- [What you are asked to do] Pick out each line in these entries that contains the string "Number".
----
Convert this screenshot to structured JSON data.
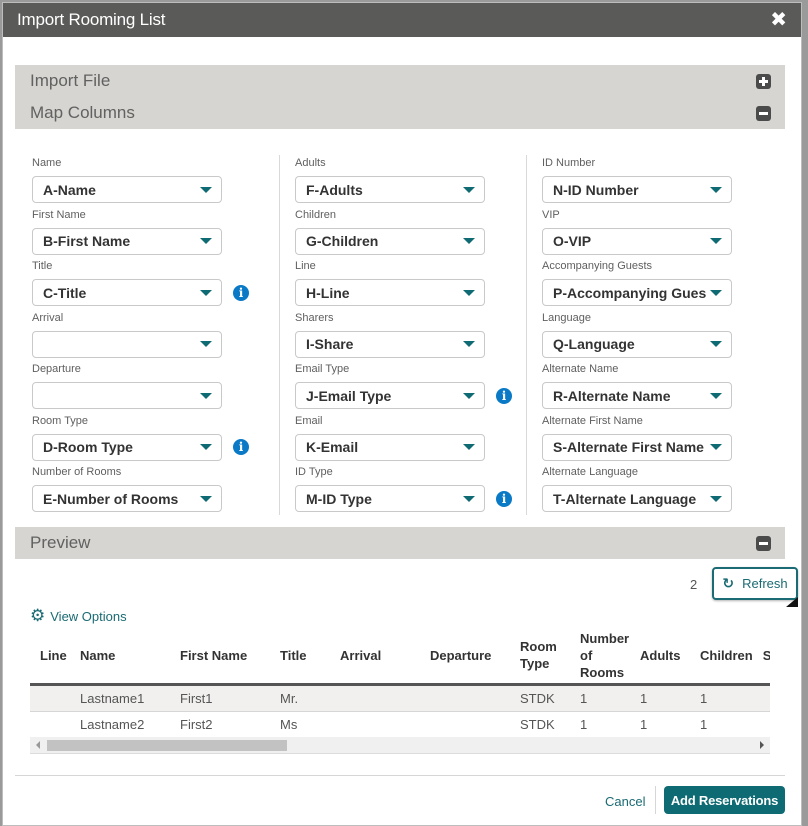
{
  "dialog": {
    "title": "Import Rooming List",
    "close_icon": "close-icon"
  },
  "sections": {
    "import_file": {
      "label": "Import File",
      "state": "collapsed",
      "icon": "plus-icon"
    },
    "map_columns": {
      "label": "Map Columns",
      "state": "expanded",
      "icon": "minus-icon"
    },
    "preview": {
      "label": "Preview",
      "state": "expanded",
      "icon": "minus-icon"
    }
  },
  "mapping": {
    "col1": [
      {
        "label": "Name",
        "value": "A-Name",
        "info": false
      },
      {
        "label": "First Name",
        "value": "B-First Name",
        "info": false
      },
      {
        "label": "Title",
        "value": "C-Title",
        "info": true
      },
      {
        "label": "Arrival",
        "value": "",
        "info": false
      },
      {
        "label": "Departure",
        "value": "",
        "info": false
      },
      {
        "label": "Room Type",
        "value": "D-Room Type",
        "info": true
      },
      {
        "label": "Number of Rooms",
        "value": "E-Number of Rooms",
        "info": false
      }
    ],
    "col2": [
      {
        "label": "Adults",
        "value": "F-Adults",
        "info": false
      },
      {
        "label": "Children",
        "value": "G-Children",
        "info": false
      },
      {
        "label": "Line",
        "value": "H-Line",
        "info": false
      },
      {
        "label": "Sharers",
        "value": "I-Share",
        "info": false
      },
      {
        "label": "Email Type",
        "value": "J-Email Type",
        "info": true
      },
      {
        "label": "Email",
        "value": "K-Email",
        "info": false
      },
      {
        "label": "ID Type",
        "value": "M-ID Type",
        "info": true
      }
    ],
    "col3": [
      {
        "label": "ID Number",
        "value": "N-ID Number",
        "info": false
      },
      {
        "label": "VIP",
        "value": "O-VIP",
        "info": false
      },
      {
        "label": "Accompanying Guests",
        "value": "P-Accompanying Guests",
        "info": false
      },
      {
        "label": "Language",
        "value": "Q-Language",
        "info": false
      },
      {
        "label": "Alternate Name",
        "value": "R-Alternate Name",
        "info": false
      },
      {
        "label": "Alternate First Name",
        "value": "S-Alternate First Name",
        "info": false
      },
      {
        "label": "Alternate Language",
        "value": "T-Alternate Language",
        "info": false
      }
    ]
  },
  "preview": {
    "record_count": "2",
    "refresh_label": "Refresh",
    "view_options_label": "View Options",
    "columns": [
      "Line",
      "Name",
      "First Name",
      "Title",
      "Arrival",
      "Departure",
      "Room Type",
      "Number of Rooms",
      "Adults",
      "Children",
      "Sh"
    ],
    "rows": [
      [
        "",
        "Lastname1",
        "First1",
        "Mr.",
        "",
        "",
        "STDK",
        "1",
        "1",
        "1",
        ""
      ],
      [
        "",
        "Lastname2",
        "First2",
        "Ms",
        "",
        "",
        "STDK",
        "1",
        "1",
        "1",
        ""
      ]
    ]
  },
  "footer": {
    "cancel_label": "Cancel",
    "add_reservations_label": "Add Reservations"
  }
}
----
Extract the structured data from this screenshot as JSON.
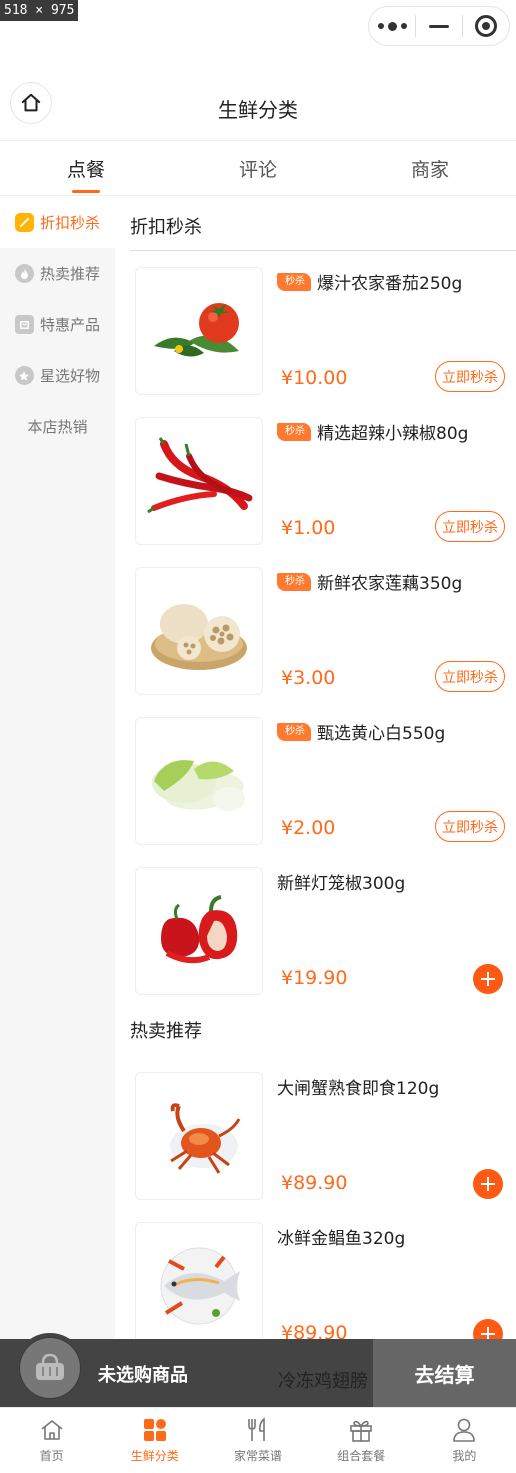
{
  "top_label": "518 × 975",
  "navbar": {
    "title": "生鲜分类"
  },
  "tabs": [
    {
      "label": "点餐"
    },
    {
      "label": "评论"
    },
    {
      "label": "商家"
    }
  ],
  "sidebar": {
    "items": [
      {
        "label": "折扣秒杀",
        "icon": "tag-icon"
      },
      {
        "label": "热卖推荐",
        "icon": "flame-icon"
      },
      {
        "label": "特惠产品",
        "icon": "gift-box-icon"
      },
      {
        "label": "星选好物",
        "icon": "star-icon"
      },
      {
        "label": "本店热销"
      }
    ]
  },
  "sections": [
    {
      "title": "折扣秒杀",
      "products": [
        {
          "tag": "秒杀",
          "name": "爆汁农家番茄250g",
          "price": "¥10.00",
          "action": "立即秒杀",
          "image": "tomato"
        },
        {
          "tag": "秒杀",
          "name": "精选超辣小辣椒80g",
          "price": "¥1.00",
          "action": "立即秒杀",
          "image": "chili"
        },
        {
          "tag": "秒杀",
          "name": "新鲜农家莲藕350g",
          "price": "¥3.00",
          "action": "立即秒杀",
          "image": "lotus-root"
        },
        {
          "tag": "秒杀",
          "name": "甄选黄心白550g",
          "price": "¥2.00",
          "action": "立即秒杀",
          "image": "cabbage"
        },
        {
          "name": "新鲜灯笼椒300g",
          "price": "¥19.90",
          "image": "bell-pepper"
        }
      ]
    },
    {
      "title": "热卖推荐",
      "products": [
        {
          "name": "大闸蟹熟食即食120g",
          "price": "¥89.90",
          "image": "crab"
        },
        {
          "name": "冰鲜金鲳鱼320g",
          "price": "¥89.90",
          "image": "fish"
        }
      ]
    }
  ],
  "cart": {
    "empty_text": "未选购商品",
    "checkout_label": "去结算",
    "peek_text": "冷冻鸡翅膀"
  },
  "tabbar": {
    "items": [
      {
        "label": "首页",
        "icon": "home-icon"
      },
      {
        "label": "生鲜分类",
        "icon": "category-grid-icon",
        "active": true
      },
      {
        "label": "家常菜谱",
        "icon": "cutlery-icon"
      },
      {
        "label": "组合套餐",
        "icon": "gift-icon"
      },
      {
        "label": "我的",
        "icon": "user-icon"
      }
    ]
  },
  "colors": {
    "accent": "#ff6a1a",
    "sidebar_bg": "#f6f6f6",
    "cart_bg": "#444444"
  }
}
----
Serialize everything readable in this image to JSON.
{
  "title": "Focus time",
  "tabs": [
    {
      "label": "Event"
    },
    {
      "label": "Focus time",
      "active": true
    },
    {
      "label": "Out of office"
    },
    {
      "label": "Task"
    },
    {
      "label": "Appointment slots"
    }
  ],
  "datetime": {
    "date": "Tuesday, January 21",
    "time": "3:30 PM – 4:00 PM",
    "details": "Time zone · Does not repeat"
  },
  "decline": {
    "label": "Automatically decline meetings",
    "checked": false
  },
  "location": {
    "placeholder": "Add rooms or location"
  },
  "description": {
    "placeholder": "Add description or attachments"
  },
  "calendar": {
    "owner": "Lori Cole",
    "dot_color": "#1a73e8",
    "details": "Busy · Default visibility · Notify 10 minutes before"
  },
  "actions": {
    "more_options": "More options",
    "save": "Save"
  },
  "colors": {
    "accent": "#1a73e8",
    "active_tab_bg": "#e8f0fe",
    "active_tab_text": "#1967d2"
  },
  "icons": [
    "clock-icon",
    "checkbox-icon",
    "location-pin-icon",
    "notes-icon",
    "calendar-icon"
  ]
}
----
- [Finished task]
        "label": "Number of Rooms",
        "value": "E-Number of Rooms",
        "label": "ID Number",
        "value": "N-ID Number",
      "Number of Rooms",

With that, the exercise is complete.